▶ _Prompt_
All of the data that follows should be retyped exactly, please, except the pictures.

▶ _The data_
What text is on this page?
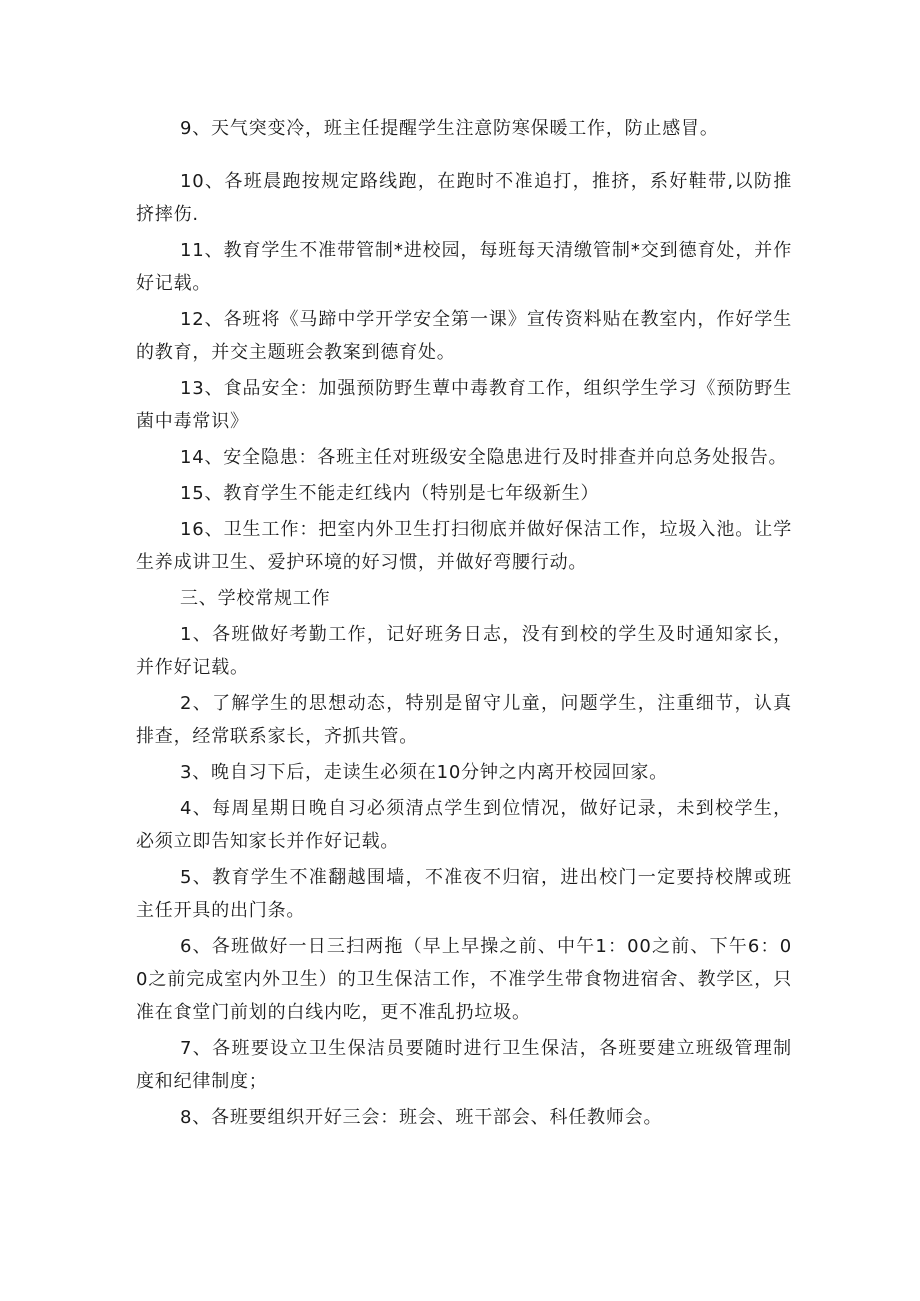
9、天气突变冷，班主任提醒学生注意防寒保暖工作，防止感冒。

10、各班晨跑按规定路线跑，在跑时不准追打，推挤，系好鞋带,以防推挤摔伤.

11、教育学生不准带管制*进校园，每班每天清缴管制*交到德育处，并作好记载。

12、各班将《马蹄中学开学安全第一课》宣传资料贴在教室内，作好学生的教育，并交主题班会教案到德育处。

13、食品安全：加强预防野生蕈中毒教育工作，组织学生学习《预防野生菌中毒常识》

14、安全隐患：各班主任对班级安全隐患进行及时排查并向总务处报告。

15、教育学生不能走红线内（特别是七年级新生）

16、卫生工作：把室内外卫生打扫彻底并做好保洁工作，垃圾入池。让学生养成讲卫生、爱护环境的好习惯，并做好弯腰行动。

三、学校常规工作

1、各班做好考勤工作，记好班务日志，没有到校的学生及时通知家长，并作好记载。

2、了解学生的思想动态，特别是留守儿童，问题学生，注重细节，认真排查，经常联系家长，齐抓共管。

3、晚自习下后，走读生必须在10分钟之内离开校园回家。

4、每周星期日晚自习必须清点学生到位情况，做好记录，未到校学生，必须立即告知家长并作好记载。

5、教育学生不准翻越围墙，不准夜不归宿，进出校门一定要持校牌或班主任开具的出门条。

6、各班做好一日三扫两拖（早上早操之前、中午1：00之前、下午6：00之前完成室内外卫生）的卫生保洁工作，不准学生带食物进宿舍、教学区，只准在食堂门前划的白线内吃，更不准乱扔垃圾。

7、各班要设立卫生保洁员要随时进行卫生保洁，各班要建立班级管理制度和纪律制度；

8、各班要组织开好三会：班会、班干部会、科任教师会。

▶ _Solution below_
What text is on this page?
9、天气突变冷，班主任提醒学生注意防寒保暖工作，防止感冒。

10、各班晨跑按规定路线跑，在跑时不准追打，推挤，系好鞋带,以防推挤摔伤.

11、教育学生不准带管制*进校园，每班每天清缴管制*交到德育处，并作好记载。

12、各班将《马蹄中学开学安全第一课》宣传资料贴在教室内，作好学生的教育，并交主题班会教案到德育处。

13、食品安全：加强预防野生蕈中毒教育工作，组织学生学习《预防野生菌中毒常识》

14、安全隐患：各班主任对班级安全隐患进行及时排查并向总务处报告。

15、教育学生不能走红线内（特别是七年级新生）

16、卫生工作：把室内外卫生打扫彻底并做好保洁工作，垃圾入池。让学生养成讲卫生、爱护环境的好习惯，并做好弯腰行动。

三、学校常规工作

1、各班做好考勤工作，记好班务日志，没有到校的学生及时通知家长，并作好记载。

2、了解学生的思想动态，特别是留守儿童，问题学生，注重细节，认真排查，经常联系家长，齐抓共管。

3、晚自习下后，走读生必须在10分钟之内离开校园回家。

4、每周星期日晚自习必须清点学生到位情况，做好记录，未到校学生，必须立即告知家长并作好记载。

5、教育学生不准翻越围墙，不准夜不归宿，进出校门一定要持校牌或班主任开具的出门条。

6、各班做好一日三扫两拖（早上早操之前、中午1：00之前、下午6：00之前完成室内外卫生）的卫生保洁工作，不准学生带食物进宿舍、教学区，只准在食堂门前划的白线内吃，更不准乱扔垃圾。

7、各班要设立卫生保洁员要随时进行卫生保洁，各班要建立班级管理制度和纪律制度；

8、各班要组织开好三会：班会、班干部会、科任教师会。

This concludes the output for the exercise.